• SET TASKS
1. Answer these about the text on socializing for women:
(a) According to the text, what topics can men talk about while standing in the parking lot?
(b) Which brother does the text say doesn't get the "NUMBER ONE issue"?
(c) Whom does the text call "a unique person in her Islamic understanding, ability and knowledge"?
2. Pick up the text on socializing for women after its final sentence and keep writing in the same voice.

• TEXT TO READ
Without experience, exposure & knowledge a person will fall back on cultural clichés and stereotypes. In my humble opinion most Sisters in these situation need constant (contact) and reassurance and any Sister (within the community) can play a huge role offering support, someone to talk to, exchange messages, chit-chat.

One HUGE FACTOR missing in UK is socialising for women! Our (Deobandee) brothers and sisters are seriously behind on the issue if a Sister is permitted to organise something in the Masjid (* premises) then it is hugely scrutinised to be compliant with XYZ while men can stand in the parking lot and talk about Pakistan Cricket to Arsenal to HMC!

We need to realise that women in this country (whether you agree or disagree) do have stuff to talk about and if you don’t give them the right opportunity (sheltered from effects of Kuf’r) then they will find support (and space) elsewhere because society is eager to embrace them (and wash Islam from them).

This is the NUMBER ONE issue which Brothers like Arslan. don’t get.

Madkhalees, Barelwees, Modernists, Atheists etc are ready to support (our Sisters) and give them the freedom to let their hair down. We are pushing our (daughters) in a different direction. Khala UmmiTalib is a unique person in her Islamic understanding, ability and knowledge; most British Sisters are not at that level and cannot judge right from wrong so don’t think that when (local) Deobandi Masjid doesn’t permit them (or discourages them) they stay idle and stay within the confines of home.

• LISTING
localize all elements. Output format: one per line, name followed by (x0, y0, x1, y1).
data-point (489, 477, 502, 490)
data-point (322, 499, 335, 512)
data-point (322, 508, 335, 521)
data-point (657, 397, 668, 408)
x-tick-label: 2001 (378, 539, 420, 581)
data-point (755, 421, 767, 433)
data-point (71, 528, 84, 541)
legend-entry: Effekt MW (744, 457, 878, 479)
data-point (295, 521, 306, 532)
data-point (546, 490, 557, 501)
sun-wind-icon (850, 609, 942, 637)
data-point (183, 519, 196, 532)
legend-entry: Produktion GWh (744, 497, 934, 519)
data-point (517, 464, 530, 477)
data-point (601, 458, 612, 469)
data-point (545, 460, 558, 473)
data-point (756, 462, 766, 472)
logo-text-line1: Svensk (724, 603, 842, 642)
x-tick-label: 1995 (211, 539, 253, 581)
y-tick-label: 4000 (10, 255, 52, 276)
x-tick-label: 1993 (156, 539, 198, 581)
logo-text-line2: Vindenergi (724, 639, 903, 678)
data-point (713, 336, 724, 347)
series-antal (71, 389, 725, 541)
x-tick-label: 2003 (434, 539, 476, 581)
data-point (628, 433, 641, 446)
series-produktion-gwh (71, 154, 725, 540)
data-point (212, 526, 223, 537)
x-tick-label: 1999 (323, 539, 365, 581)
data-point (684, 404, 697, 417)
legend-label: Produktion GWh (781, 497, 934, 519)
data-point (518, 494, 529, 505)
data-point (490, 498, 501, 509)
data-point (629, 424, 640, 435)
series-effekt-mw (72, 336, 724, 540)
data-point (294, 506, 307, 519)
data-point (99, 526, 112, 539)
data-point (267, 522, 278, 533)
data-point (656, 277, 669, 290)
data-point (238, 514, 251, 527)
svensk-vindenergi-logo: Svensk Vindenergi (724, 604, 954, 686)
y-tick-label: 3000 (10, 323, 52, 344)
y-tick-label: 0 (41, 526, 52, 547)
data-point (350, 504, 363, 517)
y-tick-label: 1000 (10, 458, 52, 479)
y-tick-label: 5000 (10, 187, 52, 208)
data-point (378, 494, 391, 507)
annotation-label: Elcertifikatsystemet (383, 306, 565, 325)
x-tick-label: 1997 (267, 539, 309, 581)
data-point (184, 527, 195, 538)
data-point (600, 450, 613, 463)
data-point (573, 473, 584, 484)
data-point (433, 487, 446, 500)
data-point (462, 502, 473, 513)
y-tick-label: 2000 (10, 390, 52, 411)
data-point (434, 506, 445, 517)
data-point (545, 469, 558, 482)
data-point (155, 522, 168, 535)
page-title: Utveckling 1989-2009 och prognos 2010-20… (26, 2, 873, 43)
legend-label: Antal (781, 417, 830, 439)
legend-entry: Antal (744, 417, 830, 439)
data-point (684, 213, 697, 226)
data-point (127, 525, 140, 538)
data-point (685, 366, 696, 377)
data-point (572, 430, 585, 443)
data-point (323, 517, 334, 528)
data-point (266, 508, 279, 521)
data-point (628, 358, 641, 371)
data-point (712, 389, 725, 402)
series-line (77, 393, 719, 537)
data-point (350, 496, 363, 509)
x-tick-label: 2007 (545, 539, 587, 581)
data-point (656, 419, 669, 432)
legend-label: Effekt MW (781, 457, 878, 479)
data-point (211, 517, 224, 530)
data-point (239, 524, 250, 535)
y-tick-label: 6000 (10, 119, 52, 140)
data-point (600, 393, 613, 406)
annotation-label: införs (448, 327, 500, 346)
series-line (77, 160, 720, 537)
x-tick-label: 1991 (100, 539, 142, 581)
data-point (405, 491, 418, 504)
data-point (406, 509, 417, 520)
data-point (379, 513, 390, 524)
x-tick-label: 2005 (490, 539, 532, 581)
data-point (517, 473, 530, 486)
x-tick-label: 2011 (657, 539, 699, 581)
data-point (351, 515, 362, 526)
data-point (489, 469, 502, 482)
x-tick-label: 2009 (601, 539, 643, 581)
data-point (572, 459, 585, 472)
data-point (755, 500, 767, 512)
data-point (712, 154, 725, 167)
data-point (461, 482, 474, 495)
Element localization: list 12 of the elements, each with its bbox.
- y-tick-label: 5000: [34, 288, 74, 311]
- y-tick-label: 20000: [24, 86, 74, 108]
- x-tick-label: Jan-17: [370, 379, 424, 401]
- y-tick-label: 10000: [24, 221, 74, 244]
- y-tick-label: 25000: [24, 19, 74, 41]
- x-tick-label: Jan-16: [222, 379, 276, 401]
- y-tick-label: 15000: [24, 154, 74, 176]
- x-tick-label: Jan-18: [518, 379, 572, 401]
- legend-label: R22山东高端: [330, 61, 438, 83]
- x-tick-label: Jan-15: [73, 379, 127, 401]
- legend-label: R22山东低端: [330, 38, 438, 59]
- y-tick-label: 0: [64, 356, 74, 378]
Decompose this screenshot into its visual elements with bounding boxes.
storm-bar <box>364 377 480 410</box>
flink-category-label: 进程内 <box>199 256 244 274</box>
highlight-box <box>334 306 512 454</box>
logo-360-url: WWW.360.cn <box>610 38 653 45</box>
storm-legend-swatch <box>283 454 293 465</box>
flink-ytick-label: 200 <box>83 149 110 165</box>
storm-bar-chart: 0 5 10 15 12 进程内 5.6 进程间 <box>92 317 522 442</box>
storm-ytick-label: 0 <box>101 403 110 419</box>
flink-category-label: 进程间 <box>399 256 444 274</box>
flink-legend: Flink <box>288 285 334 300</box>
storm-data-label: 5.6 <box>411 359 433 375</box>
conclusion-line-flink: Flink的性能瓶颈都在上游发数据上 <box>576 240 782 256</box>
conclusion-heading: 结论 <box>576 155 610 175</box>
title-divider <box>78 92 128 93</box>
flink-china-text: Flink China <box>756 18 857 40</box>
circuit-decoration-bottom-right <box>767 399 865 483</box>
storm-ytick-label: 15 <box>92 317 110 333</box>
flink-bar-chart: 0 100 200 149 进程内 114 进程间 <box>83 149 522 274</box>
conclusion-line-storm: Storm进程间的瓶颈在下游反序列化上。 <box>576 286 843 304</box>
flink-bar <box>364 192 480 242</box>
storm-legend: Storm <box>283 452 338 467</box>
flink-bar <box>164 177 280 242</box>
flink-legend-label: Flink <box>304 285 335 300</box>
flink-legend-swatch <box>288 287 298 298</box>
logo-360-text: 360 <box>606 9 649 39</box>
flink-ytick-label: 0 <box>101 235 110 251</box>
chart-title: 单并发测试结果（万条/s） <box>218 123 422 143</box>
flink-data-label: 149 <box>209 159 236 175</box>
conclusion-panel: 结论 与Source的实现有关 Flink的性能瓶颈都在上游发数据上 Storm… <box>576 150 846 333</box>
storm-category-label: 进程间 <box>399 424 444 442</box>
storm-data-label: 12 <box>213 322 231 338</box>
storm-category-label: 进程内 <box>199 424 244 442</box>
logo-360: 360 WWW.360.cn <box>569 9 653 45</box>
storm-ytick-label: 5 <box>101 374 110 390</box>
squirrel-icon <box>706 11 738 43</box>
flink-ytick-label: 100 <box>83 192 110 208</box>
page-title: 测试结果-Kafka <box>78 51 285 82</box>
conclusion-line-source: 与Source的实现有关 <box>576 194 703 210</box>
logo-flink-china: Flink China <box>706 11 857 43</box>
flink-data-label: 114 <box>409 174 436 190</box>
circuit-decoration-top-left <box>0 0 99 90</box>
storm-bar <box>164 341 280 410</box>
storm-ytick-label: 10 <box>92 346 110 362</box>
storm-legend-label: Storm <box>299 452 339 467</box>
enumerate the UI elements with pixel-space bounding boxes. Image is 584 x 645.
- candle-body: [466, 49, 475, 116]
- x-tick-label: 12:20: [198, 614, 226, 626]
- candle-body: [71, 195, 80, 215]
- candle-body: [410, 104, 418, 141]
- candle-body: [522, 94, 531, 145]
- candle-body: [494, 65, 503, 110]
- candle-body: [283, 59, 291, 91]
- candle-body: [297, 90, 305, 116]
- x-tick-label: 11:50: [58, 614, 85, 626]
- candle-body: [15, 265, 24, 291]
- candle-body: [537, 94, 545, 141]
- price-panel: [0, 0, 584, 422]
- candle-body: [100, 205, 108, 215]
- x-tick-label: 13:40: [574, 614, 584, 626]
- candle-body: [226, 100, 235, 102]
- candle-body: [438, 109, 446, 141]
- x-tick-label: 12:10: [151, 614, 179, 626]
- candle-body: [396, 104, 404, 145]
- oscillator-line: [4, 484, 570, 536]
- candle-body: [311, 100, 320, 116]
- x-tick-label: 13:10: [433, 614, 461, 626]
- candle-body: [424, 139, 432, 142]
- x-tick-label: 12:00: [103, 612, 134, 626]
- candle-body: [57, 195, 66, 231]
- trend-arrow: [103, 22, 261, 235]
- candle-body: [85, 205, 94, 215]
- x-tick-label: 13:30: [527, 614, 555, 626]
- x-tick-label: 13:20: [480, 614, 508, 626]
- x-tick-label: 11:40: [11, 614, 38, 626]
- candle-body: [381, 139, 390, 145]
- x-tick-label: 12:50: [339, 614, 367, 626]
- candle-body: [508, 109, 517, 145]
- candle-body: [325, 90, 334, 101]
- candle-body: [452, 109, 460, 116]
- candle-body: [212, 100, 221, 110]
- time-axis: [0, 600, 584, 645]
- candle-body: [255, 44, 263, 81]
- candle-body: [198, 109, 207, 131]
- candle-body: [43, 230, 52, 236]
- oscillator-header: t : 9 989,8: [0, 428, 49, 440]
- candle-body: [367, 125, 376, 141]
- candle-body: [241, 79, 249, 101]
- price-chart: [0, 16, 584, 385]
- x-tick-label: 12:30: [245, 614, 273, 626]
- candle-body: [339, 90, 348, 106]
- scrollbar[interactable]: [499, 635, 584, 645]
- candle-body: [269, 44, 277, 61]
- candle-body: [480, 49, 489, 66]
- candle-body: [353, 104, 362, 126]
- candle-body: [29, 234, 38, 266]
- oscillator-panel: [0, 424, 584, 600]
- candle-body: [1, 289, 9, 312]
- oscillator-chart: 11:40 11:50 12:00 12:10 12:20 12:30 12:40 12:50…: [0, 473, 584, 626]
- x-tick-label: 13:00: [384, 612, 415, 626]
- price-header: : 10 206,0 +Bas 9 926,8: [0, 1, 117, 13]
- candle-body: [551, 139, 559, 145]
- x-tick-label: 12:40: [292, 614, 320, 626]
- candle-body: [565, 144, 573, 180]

• RESULTS FOR EACH TASK
1.
(a) Everything from Pakistan Cricket to Arsenal to HMC.
(b) Arslan.
(c) Khala UmmiTalib.

2.
In the West-Midlands every Deobandi (Alim, Mufti, Shaykh) knows about Green Lane Mosque YET they choose to ignore the challenge oblivious to the fact that many many women (who are either Deobandi or from Deobandi oriented families) are attending it in large numbers. Many (Deobandi) Fathers/Brothers turn a blind eye because they know that you can't your daughter/sister a diet of Urdu (or badly translated) Fazail-e-Amaal forever!

Send your daughters to Ta'leem is wonderful slogan but is Ta'leem (Tableeghi style) conducive and interesting to a young British girl? Who will be the first (amongst Hazrats) to be honest?

If she is visiting Green Lane today and watching Yasmin Mogahed on youtube what makes us think that her or her children will refer to Shaykh (Maulana) Saleem Dhorat (HA) when she has problems?

Devastating situation, we are breeding problems in this country, mark my words & I will be long gone when future generations will pay for the errors of the current generation.

  • Yasmin Mogahed is talking about psychology and things which she is familiar with WHILE Hazrat (HA) is telling her stories about the Grandmother of Shaykh (Maulana) Zakariyya Kandhalwi (RA) in Saharunpur from 1837; a place she has never been to has no actual relationship.
  • When she has marital problems Yasmin Mogahed talks about being strong and contextualises her problem while Hazrat (HA) tells her about someone in Kanpur (India) from 1861!

I mean seriously; sometimes I do think that I am MAD!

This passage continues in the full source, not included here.